**Written exercise:**
The entries are to be returned exactly, with images left out.

**Dataset rows:**
┌────────

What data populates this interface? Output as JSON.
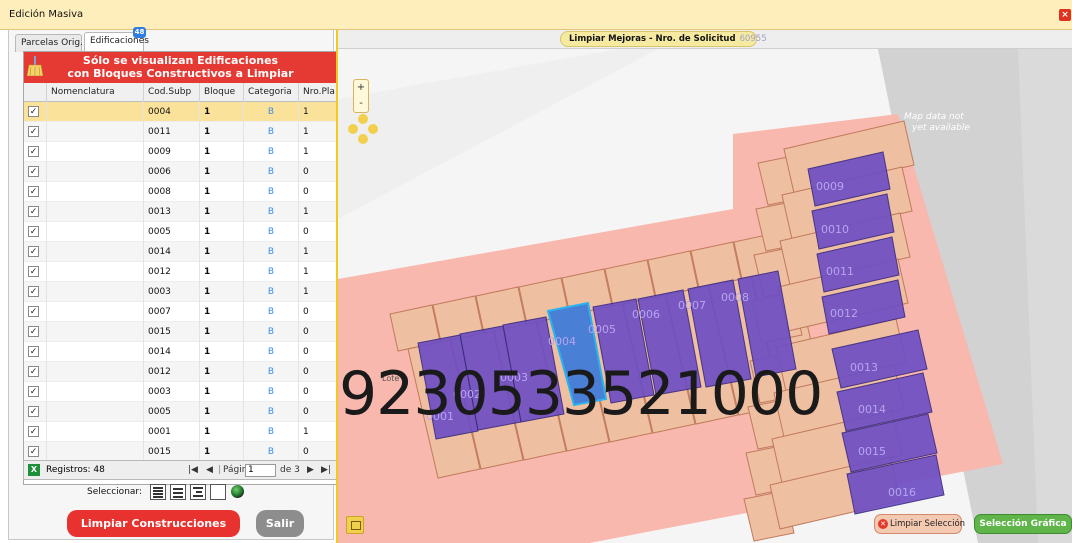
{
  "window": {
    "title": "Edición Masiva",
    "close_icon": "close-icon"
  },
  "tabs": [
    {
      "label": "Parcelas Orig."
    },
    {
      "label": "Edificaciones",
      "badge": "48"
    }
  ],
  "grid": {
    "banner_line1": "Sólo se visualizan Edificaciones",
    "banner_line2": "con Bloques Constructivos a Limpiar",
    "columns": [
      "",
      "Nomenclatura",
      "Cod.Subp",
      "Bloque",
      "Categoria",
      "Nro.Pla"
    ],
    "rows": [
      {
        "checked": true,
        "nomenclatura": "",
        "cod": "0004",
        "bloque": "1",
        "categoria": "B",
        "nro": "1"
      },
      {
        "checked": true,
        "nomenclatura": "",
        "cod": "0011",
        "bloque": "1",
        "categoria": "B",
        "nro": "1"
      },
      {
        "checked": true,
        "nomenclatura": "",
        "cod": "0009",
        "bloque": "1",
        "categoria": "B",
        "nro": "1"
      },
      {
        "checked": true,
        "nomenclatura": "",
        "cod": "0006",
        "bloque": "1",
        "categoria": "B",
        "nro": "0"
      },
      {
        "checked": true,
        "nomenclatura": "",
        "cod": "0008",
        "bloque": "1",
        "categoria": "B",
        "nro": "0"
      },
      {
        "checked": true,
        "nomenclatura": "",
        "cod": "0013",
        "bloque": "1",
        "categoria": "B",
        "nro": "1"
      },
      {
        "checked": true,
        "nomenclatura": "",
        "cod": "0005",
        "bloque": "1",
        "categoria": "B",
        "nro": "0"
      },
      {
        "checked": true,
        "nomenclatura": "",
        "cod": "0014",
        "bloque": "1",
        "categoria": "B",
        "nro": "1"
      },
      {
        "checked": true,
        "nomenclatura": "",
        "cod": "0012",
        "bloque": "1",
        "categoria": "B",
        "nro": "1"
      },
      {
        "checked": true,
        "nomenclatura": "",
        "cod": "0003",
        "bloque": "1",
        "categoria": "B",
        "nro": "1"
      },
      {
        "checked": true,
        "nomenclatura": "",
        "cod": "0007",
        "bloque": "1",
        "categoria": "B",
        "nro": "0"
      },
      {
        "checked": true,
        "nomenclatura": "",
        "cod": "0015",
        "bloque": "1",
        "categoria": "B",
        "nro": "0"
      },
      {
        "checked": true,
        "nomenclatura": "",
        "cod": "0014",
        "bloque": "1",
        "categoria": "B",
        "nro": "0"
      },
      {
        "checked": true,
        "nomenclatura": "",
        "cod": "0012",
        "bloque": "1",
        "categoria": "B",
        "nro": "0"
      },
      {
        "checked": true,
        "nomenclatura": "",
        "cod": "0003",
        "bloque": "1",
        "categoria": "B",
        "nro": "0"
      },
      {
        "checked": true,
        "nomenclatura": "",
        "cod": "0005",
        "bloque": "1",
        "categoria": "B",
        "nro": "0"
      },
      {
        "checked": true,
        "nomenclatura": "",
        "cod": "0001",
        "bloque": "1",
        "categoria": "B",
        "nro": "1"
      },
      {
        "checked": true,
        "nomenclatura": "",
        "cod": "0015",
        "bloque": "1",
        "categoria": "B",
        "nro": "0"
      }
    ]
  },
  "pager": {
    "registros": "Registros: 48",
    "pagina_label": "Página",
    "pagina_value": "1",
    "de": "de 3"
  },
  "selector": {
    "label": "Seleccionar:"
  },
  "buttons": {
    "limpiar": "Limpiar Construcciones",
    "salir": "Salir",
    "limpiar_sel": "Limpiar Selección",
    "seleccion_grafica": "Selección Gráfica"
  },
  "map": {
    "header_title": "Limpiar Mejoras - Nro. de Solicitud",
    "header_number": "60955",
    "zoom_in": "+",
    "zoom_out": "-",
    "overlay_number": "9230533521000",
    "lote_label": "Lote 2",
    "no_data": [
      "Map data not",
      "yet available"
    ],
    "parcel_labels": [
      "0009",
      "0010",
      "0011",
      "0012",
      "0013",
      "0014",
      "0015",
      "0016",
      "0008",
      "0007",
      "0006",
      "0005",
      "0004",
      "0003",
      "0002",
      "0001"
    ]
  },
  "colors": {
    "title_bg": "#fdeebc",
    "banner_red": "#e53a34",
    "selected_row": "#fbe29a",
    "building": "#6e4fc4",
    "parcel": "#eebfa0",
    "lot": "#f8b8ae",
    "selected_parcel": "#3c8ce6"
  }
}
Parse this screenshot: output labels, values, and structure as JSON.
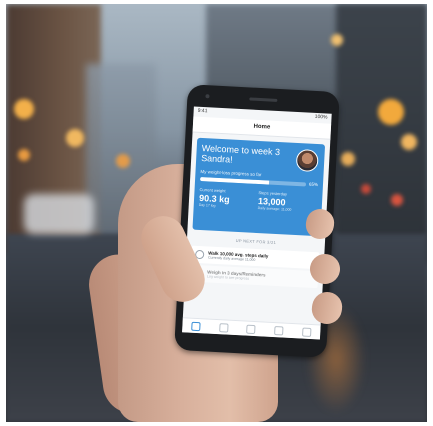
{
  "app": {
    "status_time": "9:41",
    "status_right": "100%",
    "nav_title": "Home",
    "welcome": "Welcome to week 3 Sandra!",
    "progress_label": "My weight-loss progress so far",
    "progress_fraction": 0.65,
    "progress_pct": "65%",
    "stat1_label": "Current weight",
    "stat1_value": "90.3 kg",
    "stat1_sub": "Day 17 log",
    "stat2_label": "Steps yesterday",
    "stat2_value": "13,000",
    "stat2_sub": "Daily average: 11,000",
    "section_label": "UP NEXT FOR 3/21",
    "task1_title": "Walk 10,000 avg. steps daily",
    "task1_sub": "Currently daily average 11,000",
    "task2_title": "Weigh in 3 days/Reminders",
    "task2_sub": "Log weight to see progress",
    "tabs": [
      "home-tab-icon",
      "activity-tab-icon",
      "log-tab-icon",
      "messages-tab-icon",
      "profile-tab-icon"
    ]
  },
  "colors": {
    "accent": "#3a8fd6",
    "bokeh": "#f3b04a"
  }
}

└────────

**Task output:**
What data populates this interface? Output as JSON.
{
  "window": {
    "title": "Edición Masiva",
    "close_icon": "close-icon"
  },
  "tabs": [
    {
      "label": "Parcelas Orig."
    },
    {
      "label": "Edificaciones",
      "badge": "48"
    }
  ],
  "grid": {
    "banner_line1": "Sólo se visualizan Edificaciones",
    "banner_line2": "con Bloques Constructivos a Limpiar",
    "columns": [
      "",
      "Nomenclatura",
      "Cod.Subp",
      "Bloque",
      "Categoria",
      "Nro.Pla"
    ],
    "rows": [
      {
        "checked": true,
        "nomenclatura": "",
        "cod": "0004",
        "bloque": "1",
        "categoria": "B",
        "nro": "1"
      },
      {
        "checked": true,
        "nomenclatura": "",
        "cod": "0011",
        "bloque": "1",
        "categoria": "B",
        "nro": "1"
      },
      {
        "checked": true,
        "nomenclatura": "",
        "cod": "0009",
        "bloque": "1",
        "categoria": "B",
        "nro": "1"
      },
      {
        "checked": true,
        "nomenclatura": "",
        "cod": "0006",
        "bloque": "1",
        "categoria": "B",
        "nro": "0"
      },
      {
        "checked": true,
        "nomenclatura": "",
        "cod": "0008",
        "bloque": "1",
        "categoria": "B",
        "nro": "0"
      },
      {
        "checked": true,
        "nomenclatura": "",
        "cod": "0013",
        "bloque": "1",
        "categoria": "B",
        "nro": "1"
      },
      {
        "checked": true,
        "nomenclatura": "",
        "cod": "0005",
        "bloque": "1",
        "categoria": "B",
        "nro": "0"
      },
      {
        "checked": true,
        "nomenclatura": "",
        "cod": "0014",
        "bloque": "1",
        "categoria": "B",
        "nro": "1"
      },
      {
        "checked": true,
        "nomenclatura": "",
        "cod": "0012",
        "bloque": "1",
        "categoria": "B",
        "nro": "1"
      },
      {
        "checked": true,
        "nomenclatura": "",
        "cod": "0003",
        "bloque": "1",
        "categoria": "B",
        "nro": "1"
      },
      {
        "checked": true,
        "nomenclatura": "",
        "cod": "0007",
        "bloque": "1",
        "categoria": "B",
        "nro": "0"
      },
      {
        "checked": true,
        "nomenclatura": "",
        "cod": "0015",
        "bloque": "1",
        "categoria": "B",
        "nro": "0"
      },
      {
        "checked": true,
        "nomenclatura": "",
        "cod": "0014",
        "bloque": "1",
        "categoria": "B",
        "nro": "0"
      },
      {
        "checked": true,
        "nomenclatura": "",
        "cod": "0012",
        "bloque": "1",
        "categoria": "B",
        "nro": "0"
      },
      {
        "checked": true,
        "nomenclatura": "",
        "cod": "0003",
        "bloque": "1",
        "categoria": "B",
        "nro": "0"
      },
      {
        "checked": true,
        "nomenclatura": "",
        "cod": "0005",
        "bloque": "1",
        "categoria": "B",
        "nro": "0"
      },
      {
        "checked": true,
        "nomenclatura": "",
        "cod": "0001",
        "bloque": "1",
        "categoria": "B",
        "nro": "1"
      },
      {
        "checked": true,
        "nomenclatura": "",
        "cod": "0015",
        "bloque": "1",
        "categoria": "B",
        "nro": "0"
      }
    ]
  },
  "pager": {
    "registros": "Registros: 48",
    "pagina_label": "Página",
    "pagina_value": "1",
    "de": "de 3"
  },
  "selector": {
    "label": "Seleccionar:"
  },
  "buttons": {
    "limpiar": "Limpiar Construcciones",
    "salir": "Salir",
    "limpiar_sel": "Limpiar Selección",
    "seleccion_grafica": "Selección Gráfica"
  },
  "map": {
    "header_title": "Limpiar Mejoras - Nro. de Solicitud",
    "header_number": "60955",
    "zoom_in": "+",
    "zoom_out": "-",
    "overlay_number": "9230533521000",
    "lote_label": "Lote 2",
    "no_data": [
      "Map data not",
      "yet available"
    ],
    "parcel_labels": [
      "0009",
      "0010",
      "0011",
      "0012",
      "0013",
      "0014",
      "0015",
      "0016",
      "0008",
      "0007",
      "0006",
      "0005",
      "0004",
      "0003",
      "0002",
      "0001"
    ]
  },
  "colors": {
    "title_bg": "#fdeebc",
    "banner_red": "#e53a34",
    "selected_row": "#fbe29a",
    "building": "#6e4fc4",
    "parcel": "#eebfa0",
    "lot": "#f8b8ae",
    "selected_parcel": "#3c8ce6"
  }
}
Parse this screenshot: output labels, values, and structure as JSON.
{
  "app": {
    "status_time": "9:41",
    "status_right": "100%",
    "nav_title": "Home",
    "welcome": "Welcome to week 3 Sandra!",
    "progress_label": "My weight-loss progress so far",
    "progress_fraction": 0.65,
    "progress_pct": "65%",
    "stat1_label": "Current weight",
    "stat1_value": "90.3 kg",
    "stat1_sub": "Day 17 log",
    "stat2_label": "Steps yesterday",
    "stat2_value": "13,000",
    "stat2_sub": "Daily average: 11,000",
    "section_label": "UP NEXT FOR 3/21",
    "task1_title": "Walk 10,000 avg. steps daily",
    "task1_sub": "Currently daily average 11,000",
    "task2_title": "Weigh in 3 days/Reminders",
    "task2_sub": "Log weight to see progress",
    "tabs": [
      "home-tab-icon",
      "activity-tab-icon",
      "log-tab-icon",
      "messages-tab-icon",
      "profile-tab-icon"
    ]
  },
  "colors": {
    "accent": "#3a8fd6",
    "bokeh": "#f3b04a"
  }
}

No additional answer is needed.